■ **What is required**: Tally the lines containing "window" and report the number alone.

(Dataset records)

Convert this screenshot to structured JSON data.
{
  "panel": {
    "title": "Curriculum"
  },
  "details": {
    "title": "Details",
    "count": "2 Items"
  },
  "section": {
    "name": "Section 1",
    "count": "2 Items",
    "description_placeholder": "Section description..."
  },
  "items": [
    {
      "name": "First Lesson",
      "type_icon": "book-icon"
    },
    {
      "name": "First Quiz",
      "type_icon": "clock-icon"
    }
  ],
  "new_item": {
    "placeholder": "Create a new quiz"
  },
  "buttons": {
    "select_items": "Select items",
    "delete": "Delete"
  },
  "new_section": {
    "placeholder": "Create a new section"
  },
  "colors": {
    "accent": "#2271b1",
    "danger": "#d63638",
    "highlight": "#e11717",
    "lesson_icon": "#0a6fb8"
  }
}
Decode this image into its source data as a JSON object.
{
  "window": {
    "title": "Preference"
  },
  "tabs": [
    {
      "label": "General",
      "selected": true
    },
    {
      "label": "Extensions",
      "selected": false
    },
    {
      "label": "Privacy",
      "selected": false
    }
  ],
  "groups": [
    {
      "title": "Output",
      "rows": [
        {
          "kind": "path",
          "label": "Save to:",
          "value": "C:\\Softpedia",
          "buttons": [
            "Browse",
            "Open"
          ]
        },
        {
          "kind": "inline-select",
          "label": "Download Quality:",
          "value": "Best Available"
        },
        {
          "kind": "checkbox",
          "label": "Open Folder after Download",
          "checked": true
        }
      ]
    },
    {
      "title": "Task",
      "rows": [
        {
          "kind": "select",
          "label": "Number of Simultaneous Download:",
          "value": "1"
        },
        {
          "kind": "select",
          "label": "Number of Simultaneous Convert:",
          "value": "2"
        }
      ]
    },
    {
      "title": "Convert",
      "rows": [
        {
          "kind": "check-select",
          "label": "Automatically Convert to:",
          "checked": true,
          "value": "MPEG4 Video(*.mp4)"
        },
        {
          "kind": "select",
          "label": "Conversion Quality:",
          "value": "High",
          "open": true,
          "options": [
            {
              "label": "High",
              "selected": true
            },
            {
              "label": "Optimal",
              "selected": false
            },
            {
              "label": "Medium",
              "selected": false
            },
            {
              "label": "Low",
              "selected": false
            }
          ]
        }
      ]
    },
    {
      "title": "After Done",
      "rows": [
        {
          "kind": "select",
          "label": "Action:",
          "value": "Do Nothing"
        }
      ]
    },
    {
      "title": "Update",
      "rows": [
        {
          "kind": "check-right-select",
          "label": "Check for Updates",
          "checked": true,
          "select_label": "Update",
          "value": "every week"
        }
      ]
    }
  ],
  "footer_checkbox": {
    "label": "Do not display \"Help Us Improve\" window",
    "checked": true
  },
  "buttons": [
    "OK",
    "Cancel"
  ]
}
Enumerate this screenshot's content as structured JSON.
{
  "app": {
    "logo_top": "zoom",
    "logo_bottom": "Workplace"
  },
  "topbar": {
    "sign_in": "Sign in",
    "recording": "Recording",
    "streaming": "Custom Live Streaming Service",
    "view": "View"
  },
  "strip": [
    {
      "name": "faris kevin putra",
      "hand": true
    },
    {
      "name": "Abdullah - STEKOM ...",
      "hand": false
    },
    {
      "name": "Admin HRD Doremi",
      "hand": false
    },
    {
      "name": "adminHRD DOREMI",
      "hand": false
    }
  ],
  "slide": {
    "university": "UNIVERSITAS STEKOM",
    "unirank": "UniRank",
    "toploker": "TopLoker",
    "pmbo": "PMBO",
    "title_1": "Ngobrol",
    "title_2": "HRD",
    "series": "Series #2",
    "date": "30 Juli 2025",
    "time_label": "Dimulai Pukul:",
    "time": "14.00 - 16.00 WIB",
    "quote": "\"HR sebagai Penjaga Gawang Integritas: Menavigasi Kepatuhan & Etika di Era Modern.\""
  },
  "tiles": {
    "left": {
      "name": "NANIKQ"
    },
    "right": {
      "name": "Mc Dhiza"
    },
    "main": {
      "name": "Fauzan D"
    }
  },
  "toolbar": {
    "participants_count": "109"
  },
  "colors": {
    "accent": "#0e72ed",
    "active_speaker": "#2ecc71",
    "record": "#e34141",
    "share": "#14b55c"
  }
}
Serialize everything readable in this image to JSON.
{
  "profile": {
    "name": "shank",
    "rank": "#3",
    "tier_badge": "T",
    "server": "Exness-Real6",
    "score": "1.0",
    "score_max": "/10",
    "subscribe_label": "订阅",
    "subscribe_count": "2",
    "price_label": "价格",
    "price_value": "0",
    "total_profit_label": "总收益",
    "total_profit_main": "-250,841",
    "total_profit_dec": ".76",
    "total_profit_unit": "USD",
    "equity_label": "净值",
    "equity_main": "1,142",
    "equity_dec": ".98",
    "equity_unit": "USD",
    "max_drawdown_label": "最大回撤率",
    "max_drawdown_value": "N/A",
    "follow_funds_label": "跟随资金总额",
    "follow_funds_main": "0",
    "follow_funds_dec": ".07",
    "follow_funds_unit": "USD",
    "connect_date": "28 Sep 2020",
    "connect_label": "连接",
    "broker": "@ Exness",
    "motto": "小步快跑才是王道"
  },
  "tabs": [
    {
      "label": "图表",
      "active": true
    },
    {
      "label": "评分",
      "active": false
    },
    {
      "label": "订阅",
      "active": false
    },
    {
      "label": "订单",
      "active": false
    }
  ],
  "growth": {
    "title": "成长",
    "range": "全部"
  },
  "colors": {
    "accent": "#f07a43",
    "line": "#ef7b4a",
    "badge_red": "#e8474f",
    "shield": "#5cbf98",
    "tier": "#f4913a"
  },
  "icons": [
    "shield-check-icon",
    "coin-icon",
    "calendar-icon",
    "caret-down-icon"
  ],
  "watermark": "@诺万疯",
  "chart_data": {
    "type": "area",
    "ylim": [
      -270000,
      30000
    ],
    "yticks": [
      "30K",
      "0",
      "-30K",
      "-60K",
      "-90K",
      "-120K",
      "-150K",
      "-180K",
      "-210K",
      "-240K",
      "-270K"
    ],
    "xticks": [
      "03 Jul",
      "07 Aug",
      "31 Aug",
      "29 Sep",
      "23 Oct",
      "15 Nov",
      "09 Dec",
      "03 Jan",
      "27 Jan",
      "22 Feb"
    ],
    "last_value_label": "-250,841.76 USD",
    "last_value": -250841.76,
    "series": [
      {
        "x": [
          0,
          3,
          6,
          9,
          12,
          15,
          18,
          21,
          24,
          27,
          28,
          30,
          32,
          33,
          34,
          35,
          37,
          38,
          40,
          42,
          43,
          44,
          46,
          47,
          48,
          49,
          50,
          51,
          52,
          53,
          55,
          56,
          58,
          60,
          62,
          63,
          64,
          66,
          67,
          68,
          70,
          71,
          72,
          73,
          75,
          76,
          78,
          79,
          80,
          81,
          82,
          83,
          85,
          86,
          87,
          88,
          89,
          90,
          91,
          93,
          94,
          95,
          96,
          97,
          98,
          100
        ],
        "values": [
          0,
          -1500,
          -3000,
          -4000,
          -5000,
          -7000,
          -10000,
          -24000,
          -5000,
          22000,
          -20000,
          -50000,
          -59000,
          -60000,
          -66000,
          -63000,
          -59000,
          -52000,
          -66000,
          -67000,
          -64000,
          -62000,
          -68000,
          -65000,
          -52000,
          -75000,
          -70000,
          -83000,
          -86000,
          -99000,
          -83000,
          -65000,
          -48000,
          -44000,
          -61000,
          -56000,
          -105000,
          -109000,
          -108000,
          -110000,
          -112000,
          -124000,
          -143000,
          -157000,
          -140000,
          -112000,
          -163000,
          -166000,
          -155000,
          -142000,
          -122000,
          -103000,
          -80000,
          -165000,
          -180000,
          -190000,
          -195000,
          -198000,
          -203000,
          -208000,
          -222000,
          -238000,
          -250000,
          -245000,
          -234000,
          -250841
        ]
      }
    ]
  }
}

■ **Complete answer**: 2